**The problem**. What follows is a set of records; restate each one word for word and drop the pictures.

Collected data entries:
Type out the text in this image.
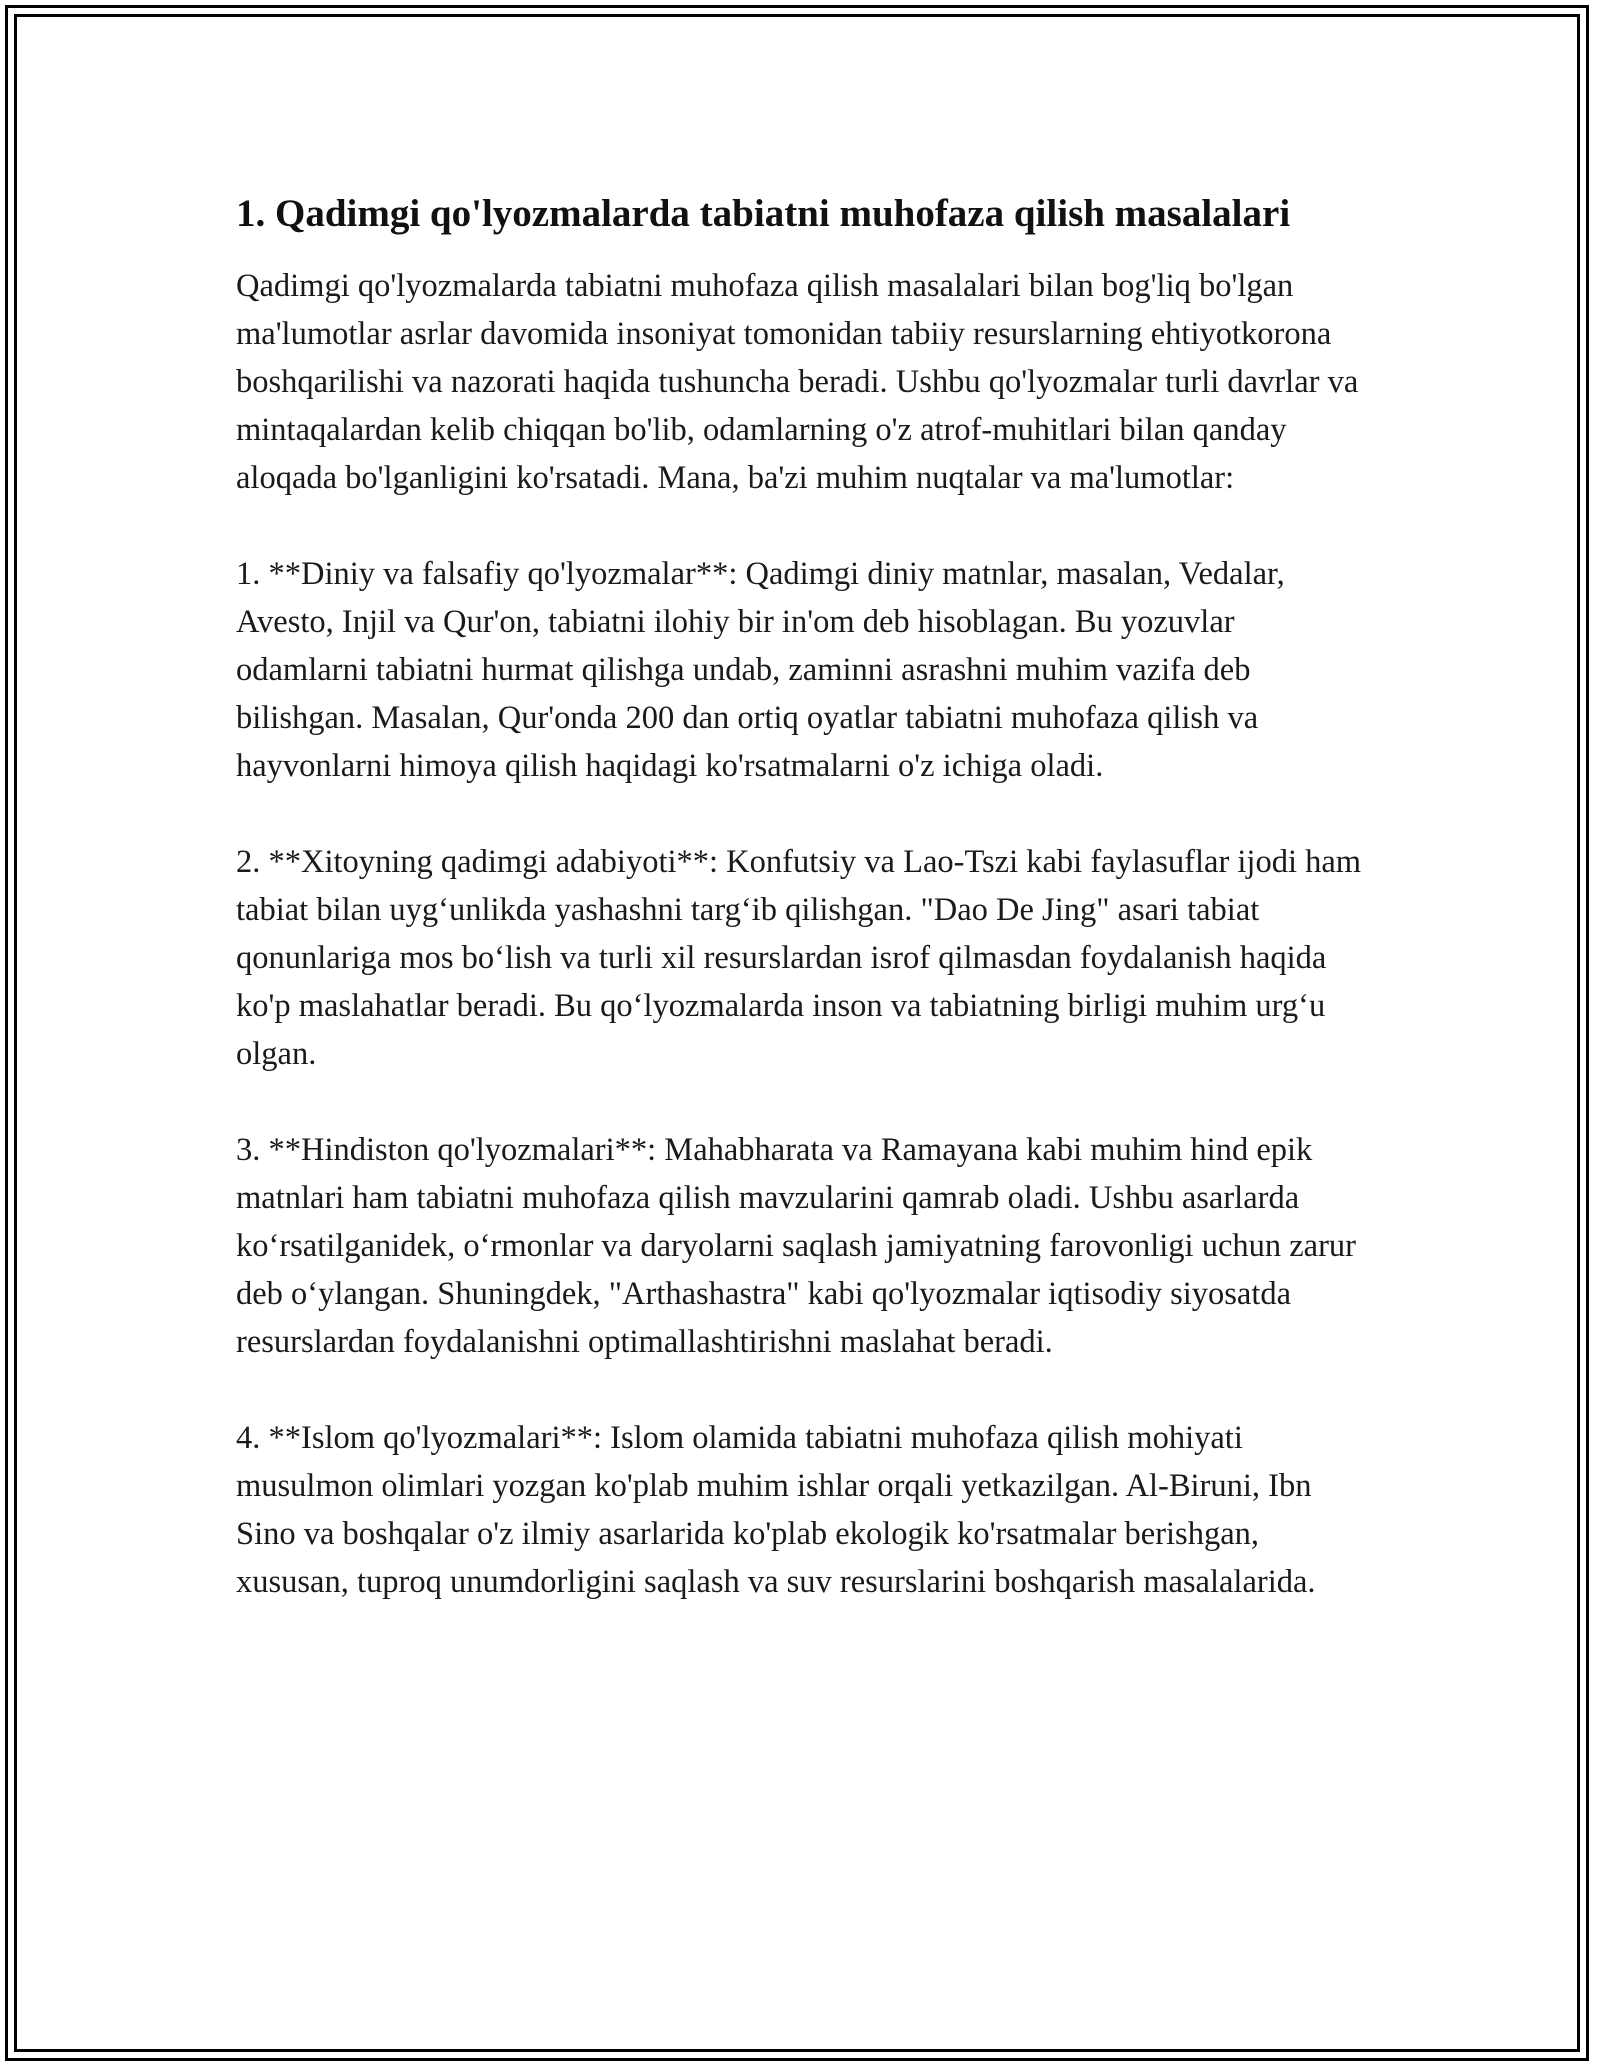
1. Qadimgi qo'lyozmalarda tabiatni muhofaza qilish masalalari

Qadimgi qo'lyozmalarda tabiatni muhofaza qilish masalalari bilan bog'liq bo'lgan ma'lumotlar asrlar davomida insoniyat tomonidan tabiiy resurslarning ehtiyotkorona boshqarilishi va nazorati haqida tushuncha beradi. Ushbu qo'lyozmalar turli davrlar va mintaqalardan kelib chiqqan bo'lib, odamlarning o'z atrof-muhitlari bilan qanday aloqada bo'lganligini ko'rsatadi. Mana, ba'zi muhim nuqtalar va ma'lumotlar:

1. **Diniy va falsafiy qo'lyozmalar**: Qadimgi diniy matnlar, masalan, Vedalar, Avesto, Injil va Qur'on, tabiatni ilohiy bir in'om deb hisoblagan. Bu yozuvlar odamlarni tabiatni hurmat qilishga undab, zaminni asrashni muhim vazifa deb bilishgan. Masalan, Qur'onda 200 dan ortiq oyatlar tabiatni muhofaza qilish va hayvonlarni himoya qilish haqidagi ko'rsatmalarni o'z ichiga oladi.

2. **Xitoyning qadimgi adabiyoti**: Konfutsiy va Lao-Tszi kabi faylasuflar ijodi ham tabiat bilan uyg‘unlikda yashashni targ‘ib qilishgan. "Dao De Jing" asari tabiat qonunlariga mos bo‘lish va turli xil resurslardan isrof qilmasdan foydalanish haqida ko'p maslahatlar beradi. Bu qo‘lyozmalarda inson va tabiatning birligi muhim urg‘u olgan.

3. **Hindiston qo'lyozmalari**: Mahabharata va Ramayana kabi muhim hind epik matnlari ham tabiatni muhofaza qilish mavzularini qamrab oladi. Ushbu asarlarda ko‘rsatilganidek, o‘rmonlar va daryolarni saqlash jamiyatning farovonligi uchun zarur deb o‘ylangan. Shuningdek, "Arthashastra" kabi qo'lyozmalar iqtisodiy siyosatda resurslardan foydalanishni optimallashtirishni maslahat beradi.

4. **Islom qo'lyozmalari**: Islom olamida tabiatni muhofaza qilish mohiyati musulmon olimlari yozgan ko'plab muhim ishlar orqali yetkazilgan. Al-Biruni, Ibn Sino va boshqalar o'z ilmiy asarlarida ko'plab ekologik ko'rsatmalar berishgan, xususan, tuproq unumdorligini saqlash va suv resurslarini boshqarish masalalarida.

**Response for this exercise**.
Type out the text in this image.
1. Qadimgi qo'lyozmalarda tabiatni muhofaza qilish masalalari

Qadimgi qo'lyozmalarda tabiatni muhofaza qilish masalalari bilan bog'liq bo'lgan ma'lumotlar asrlar davomida insoniyat tomonidan tabiiy resurslarning ehtiyotkorona boshqarilishi va nazorati haqida tushuncha beradi. Ushbu qo'lyozmalar turli davrlar va mintaqalardan kelib chiqqan bo'lib, odamlarning o'z atrof-muhitlari bilan qanday aloqada bo'lganligini ko'rsatadi. Mana, ba'zi muhim nuqtalar va ma'lumotlar:

1. **Diniy va falsafiy qo'lyozmalar**: Qadimgi diniy matnlar, masalan, Vedalar, Avesto, Injil va Qur'on, tabiatni ilohiy bir in'om deb hisoblagan. Bu yozuvlar odamlarni tabiatni hurmat qilishga undab, zaminni asrashni muhim vazifa deb bilishgan. Masalan, Qur'onda 200 dan ortiq oyatlar tabiatni muhofaza qilish va hayvonlarni himoya qilish haqidagi ko'rsatmalarni o'z ichiga oladi.

2. **Xitoyning qadimgi adabiyoti**: Konfutsiy va Lao-Tszi kabi faylasuflar ijodi ham tabiat bilan uyg‘unlikda yashashni targ‘ib qilishgan. "Dao De Jing" asari tabiat qonunlariga mos bo‘lish va turli xil resurslardan isrof qilmasdan foydalanish haqida ko'p maslahatlar beradi. Bu qo‘lyozmalarda inson va tabiatning birligi muhim urg‘u olgan.

3. **Hindiston qo'lyozmalari**: Mahabharata va Ramayana kabi muhim hind epik matnlari ham tabiatni muhofaza qilish mavzularini qamrab oladi. Ushbu asarlarda ko‘rsatilganidek, o‘rmonlar va daryolarni saqlash jamiyatning farovonligi uchun zarur deb o‘ylangan. Shuningdek, "Arthashastra" kabi qo'lyozmalar iqtisodiy siyosatda resurslardan foydalanishni optimallashtirishni maslahat beradi.

4. **Islom qo'lyozmalari**: Islom olamida tabiatni muhofaza qilish mohiyati musulmon olimlari yozgan ko'plab muhim ishlar orqali yetkazilgan. Al-Biruni, Ibn Sino va boshqalar o'z ilmiy asarlarida ko'plab ekologik ko'rsatmalar berishgan, xususan, tuproq unumdorligini saqlash va suv resurslarini boshqarish masalalarida.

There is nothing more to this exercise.